The records that follow must be repeated verbatim, every one of them.

::: Material to process

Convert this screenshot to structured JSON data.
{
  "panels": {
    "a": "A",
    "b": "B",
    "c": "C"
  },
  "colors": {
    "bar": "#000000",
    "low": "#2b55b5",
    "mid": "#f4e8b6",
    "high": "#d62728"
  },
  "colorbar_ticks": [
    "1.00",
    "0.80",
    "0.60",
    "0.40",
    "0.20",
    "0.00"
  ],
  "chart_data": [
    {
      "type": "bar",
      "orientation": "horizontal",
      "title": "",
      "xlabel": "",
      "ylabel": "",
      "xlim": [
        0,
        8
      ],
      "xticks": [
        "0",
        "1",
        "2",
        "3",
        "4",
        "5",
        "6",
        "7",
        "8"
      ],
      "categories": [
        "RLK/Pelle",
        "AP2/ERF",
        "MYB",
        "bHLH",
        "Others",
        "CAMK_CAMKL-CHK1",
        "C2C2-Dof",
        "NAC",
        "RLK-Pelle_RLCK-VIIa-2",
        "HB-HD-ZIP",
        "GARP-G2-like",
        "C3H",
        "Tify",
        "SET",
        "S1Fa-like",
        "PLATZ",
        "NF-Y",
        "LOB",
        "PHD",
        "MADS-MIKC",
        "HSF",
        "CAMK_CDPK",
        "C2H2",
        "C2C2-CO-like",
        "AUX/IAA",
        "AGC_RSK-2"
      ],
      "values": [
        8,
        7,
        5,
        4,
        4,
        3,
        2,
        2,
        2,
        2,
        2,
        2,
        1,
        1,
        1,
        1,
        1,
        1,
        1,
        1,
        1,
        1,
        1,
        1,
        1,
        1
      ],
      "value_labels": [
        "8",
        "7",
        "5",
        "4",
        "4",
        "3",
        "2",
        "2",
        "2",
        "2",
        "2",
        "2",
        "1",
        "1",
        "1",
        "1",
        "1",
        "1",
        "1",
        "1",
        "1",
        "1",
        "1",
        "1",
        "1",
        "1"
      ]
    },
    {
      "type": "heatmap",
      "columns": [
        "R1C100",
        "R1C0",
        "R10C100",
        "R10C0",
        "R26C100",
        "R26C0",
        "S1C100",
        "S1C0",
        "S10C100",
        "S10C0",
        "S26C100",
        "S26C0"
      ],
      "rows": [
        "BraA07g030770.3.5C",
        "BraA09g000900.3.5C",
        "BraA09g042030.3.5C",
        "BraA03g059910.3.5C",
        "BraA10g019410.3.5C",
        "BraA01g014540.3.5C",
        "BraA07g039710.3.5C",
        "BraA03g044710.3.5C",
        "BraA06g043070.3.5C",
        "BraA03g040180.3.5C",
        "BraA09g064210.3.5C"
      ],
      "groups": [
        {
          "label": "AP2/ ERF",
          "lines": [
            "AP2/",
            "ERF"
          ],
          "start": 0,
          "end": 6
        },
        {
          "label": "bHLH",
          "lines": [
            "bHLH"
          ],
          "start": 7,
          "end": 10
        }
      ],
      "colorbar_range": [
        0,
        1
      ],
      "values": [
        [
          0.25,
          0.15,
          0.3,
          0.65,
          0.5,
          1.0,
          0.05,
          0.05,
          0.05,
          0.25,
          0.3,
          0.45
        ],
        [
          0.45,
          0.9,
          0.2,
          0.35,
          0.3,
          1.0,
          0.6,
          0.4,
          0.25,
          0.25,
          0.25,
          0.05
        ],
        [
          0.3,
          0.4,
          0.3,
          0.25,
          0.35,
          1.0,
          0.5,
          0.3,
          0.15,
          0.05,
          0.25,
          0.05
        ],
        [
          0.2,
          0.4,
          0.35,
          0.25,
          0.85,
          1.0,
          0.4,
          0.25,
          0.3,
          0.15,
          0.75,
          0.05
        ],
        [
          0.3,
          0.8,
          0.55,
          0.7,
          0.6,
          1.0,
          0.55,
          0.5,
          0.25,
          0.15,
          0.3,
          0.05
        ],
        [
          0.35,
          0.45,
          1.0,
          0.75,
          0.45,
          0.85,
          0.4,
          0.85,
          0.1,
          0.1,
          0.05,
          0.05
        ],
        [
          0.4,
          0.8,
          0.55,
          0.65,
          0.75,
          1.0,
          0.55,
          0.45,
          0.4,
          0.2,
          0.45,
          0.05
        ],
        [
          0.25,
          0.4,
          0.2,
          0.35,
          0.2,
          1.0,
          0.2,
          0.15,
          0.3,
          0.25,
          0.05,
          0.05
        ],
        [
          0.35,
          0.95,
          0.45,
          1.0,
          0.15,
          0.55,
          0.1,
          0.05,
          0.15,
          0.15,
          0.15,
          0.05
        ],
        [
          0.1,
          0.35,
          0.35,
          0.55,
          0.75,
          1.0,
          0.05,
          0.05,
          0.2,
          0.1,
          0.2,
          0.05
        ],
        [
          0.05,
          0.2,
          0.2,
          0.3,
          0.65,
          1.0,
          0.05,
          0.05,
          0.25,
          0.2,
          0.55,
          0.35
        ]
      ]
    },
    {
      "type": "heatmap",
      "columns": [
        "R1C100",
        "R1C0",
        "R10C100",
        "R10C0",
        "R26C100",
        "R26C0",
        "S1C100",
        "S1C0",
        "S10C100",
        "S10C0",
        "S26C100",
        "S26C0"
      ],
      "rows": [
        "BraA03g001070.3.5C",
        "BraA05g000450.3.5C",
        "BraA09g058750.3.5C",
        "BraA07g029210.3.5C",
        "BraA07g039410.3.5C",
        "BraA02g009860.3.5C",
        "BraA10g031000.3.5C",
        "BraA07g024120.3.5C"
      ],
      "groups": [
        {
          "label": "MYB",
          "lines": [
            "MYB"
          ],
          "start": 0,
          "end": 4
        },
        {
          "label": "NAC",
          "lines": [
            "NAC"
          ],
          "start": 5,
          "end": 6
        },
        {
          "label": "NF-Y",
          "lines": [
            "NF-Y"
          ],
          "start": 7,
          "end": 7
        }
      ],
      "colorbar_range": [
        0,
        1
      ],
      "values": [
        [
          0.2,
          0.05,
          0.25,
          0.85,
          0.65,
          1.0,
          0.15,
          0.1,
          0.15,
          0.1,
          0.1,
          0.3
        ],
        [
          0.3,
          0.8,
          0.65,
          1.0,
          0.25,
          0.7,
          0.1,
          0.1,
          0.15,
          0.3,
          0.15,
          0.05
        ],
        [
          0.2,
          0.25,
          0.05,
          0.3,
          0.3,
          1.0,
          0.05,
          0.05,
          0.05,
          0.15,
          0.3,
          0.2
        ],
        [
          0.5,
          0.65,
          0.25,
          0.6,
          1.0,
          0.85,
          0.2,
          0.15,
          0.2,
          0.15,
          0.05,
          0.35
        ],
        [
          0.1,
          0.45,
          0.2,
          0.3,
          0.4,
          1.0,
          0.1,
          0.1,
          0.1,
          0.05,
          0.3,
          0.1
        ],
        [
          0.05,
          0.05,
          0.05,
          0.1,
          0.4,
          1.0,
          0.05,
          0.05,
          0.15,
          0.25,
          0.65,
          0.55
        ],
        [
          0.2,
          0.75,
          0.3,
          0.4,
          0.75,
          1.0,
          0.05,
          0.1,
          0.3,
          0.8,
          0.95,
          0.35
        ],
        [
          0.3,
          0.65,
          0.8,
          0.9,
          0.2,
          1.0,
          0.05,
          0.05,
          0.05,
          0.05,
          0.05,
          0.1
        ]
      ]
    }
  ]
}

::::::

= Task result =
Convert this screenshot to structured JSON data.
{
  "panels": {
    "a": "A",
    "b": "B",
    "c": "C"
  },
  "colors": {
    "bar": "#000000",
    "low": "#2b55b5",
    "mid": "#f4e8b6",
    "high": "#d62728"
  },
  "colorbar_ticks": [
    "1.00",
    "0.80",
    "0.60",
    "0.40",
    "0.20",
    "0.00"
  ],
  "chart_data": [
    {
      "type": "bar",
      "orientation": "horizontal",
      "title": "",
      "xlabel": "",
      "ylabel": "",
      "xlim": [
        0,
        8
      ],
      "xticks": [
        "0",
        "1",
        "2",
        "3",
        "4",
        "5",
        "6",
        "7",
        "8"
      ],
      "categories": [
        "RLK/Pelle",
        "AP2/ERF",
        "MYB",
        "bHLH",
        "Others",
        "CAMK_CAMKL-CHK1",
        "C2C2-Dof",
        "NAC",
        "RLK-Pelle_RLCK-VIIa-2",
        "HB-HD-ZIP",
        "GARP-G2-like",
        "C3H",
        "Tify",
        "SET",
        "S1Fa-like",
        "PLATZ",
        "NF-Y",
        "LOB",
        "PHD",
        "MADS-MIKC",
        "HSF",
        "CAMK_CDPK",
        "C2H2",
        "C2C2-CO-like",
        "AUX/IAA",
        "AGC_RSK-2"
      ],
      "values": [
        8,
        7,
        5,
        4,
        4,
        3,
        2,
        2,
        2,
        2,
        2,
        2,
        1,
        1,
        1,
        1,
        1,
        1,
        1,
        1,
        1,
        1,
        1,
        1,
        1,
        1
      ],
      "value_labels": [
        "8",
        "7",
        "5",
        "4",
        "4",
        "3",
        "2",
        "2",
        "2",
        "2",
        "2",
        "2",
        "1",
        "1",
        "1",
        "1",
        "1",
        "1",
        "1",
        "1",
        "1",
        "1",
        "1",
        "1",
        "1",
        "1"
      ]
    },
    {
      "type": "heatmap",
      "columns": [
        "R1C100",
        "R1C0",
        "R10C100",
        "R10C0",
        "R26C100",
        "R26C0",
        "S1C100",
        "S1C0",
        "S10C100",
        "S10C0",
        "S26C100",
        "S26C0"
      ],
      "rows": [
        "BraA07g030770.3.5C",
        "BraA09g000900.3.5C",
        "BraA09g042030.3.5C",
        "BraA03g059910.3.5C",
        "BraA10g019410.3.5C",
        "BraA01g014540.3.5C",
        "BraA07g039710.3.5C",
        "BraA03g044710.3.5C",
        "BraA06g043070.3.5C",
        "BraA03g040180.3.5C",
        "BraA09g064210.3.5C"
      ],
      "groups": [
        {
          "label": "AP2/ ERF",
          "lines": [
            "AP2/",
            "ERF"
          ],
          "start": 0,
          "end": 6
        },
        {
          "label": "bHLH",
          "lines": [
            "bHLH"
          ],
          "start": 7,
          "end": 10
        }
      ],
      "colorbar_range": [
        0,
        1
      ],
      "values": [
        [
          0.25,
          0.15,
          0.3,
          0.65,
          0.5,
          1.0,
          0.05,
          0.05,
          0.05,
          0.25,
          0.3,
          0.45
        ],
        [
          0.45,
          0.9,
          0.2,
          0.35,
          0.3,
          1.0,
          0.6,
          0.4,
          0.25,
          0.25,
          0.25,
          0.05
        ],
        [
          0.3,
          0.4,
          0.3,
          0.25,
          0.35,
          1.0,
          0.5,
          0.3,
          0.15,
          0.05,
          0.25,
          0.05
        ],
        [
          0.2,
          0.4,
          0.35,
          0.25,
          0.85,
          1.0,
          0.4,
          0.25,
          0.3,
          0.15,
          0.75,
          0.05
        ],
        [
          0.3,
          0.8,
          0.55,
          0.7,
          0.6,
          1.0,
          0.55,
          0.5,
          0.25,
          0.15,
          0.3,
          0.05
        ],
        [
          0.35,
          0.45,
          1.0,
          0.75,
          0.45,
          0.85,
          0.4,
          0.85,
          0.1,
          0.1,
          0.05,
          0.05
        ],
        [
          0.4,
          0.8,
          0.55,
          0.65,
          0.75,
          1.0,
          0.55,
          0.45,
          0.4,
          0.2,
          0.45,
          0.05
        ],
        [
          0.25,
          0.4,
          0.2,
          0.35,
          0.2,
          1.0,
          0.2,
          0.15,
          0.3,
          0.25,
          0.05,
          0.05
        ],
        [
          0.35,
          0.95,
          0.45,
          1.0,
          0.15,
          0.55,
          0.1,
          0.05,
          0.15,
          0.15,
          0.15,
          0.05
        ],
        [
          0.1,
          0.35,
          0.35,
          0.55,
          0.75,
          1.0,
          0.05,
          0.05,
          0.2,
          0.1,
          0.2,
          0.05
        ],
        [
          0.05,
          0.2,
          0.2,
          0.3,
          0.65,
          1.0,
          0.05,
          0.05,
          0.25,
          0.2,
          0.55,
          0.35
        ]
      ]
    },
    {
      "type": "heatmap",
      "columns": [
        "R1C100",
        "R1C0",
        "R10C100",
        "R10C0",
        "R26C100",
        "R26C0",
        "S1C100",
        "S1C0",
        "S10C100",
        "S10C0",
        "S26C100",
        "S26C0"
      ],
      "rows": [
        "BraA03g001070.3.5C",
        "BraA05g000450.3.5C",
        "BraA09g058750.3.5C",
        "BraA07g029210.3.5C",
        "BraA07g039410.3.5C",
        "BraA02g009860.3.5C",
        "BraA10g031000.3.5C",
        "BraA07g024120.3.5C"
      ],
      "groups": [
        {
          "label": "MYB",
          "lines": [
            "MYB"
          ],
          "start": 0,
          "end": 4
        },
        {
          "label": "NAC",
          "lines": [
            "NAC"
          ],
          "start": 5,
          "end": 6
        },
        {
          "label": "NF-Y",
          "lines": [
            "NF-Y"
          ],
          "start": 7,
          "end": 7
        }
      ],
      "colorbar_range": [
        0,
        1
      ],
      "values": [
        [
          0.2,
          0.05,
          0.25,
          0.85,
          0.65,
          1.0,
          0.15,
          0.1,
          0.15,
          0.1,
          0.1,
          0.3
        ],
        [
          0.3,
          0.8,
          0.65,
          1.0,
          0.25,
          0.7,
          0.1,
          0.1,
          0.15,
          0.3,
          0.15,
          0.05
        ],
        [
          0.2,
          0.25,
          0.05,
          0.3,
          0.3,
          1.0,
          0.05,
          0.05,
          0.05,
          0.15,
          0.3,
          0.2
        ],
        [
          0.5,
          0.65,
          0.25,
          0.6,
          1.0,
          0.85,
          0.2,
          0.15,
          0.2,
          0.15,
          0.05,
          0.35
        ],
        [
          0.1,
          0.45,
          0.2,
          0.3,
          0.4,
          1.0,
          0.1,
          0.1,
          0.1,
          0.05,
          0.3,
          0.1
        ],
        [
          0.05,
          0.05,
          0.05,
          0.1,
          0.4,
          1.0,
          0.05,
          0.05,
          0.15,
          0.25,
          0.65,
          0.55
        ],
        [
          0.2,
          0.75,
          0.3,
          0.4,
          0.75,
          1.0,
          0.05,
          0.1,
          0.3,
          0.8,
          0.95,
          0.35
        ],
        [
          0.3,
          0.65,
          0.8,
          0.9,
          0.2,
          1.0,
          0.05,
          0.05,
          0.05,
          0.05,
          0.05,
          0.1
        ]
      ]
    }
  ]
}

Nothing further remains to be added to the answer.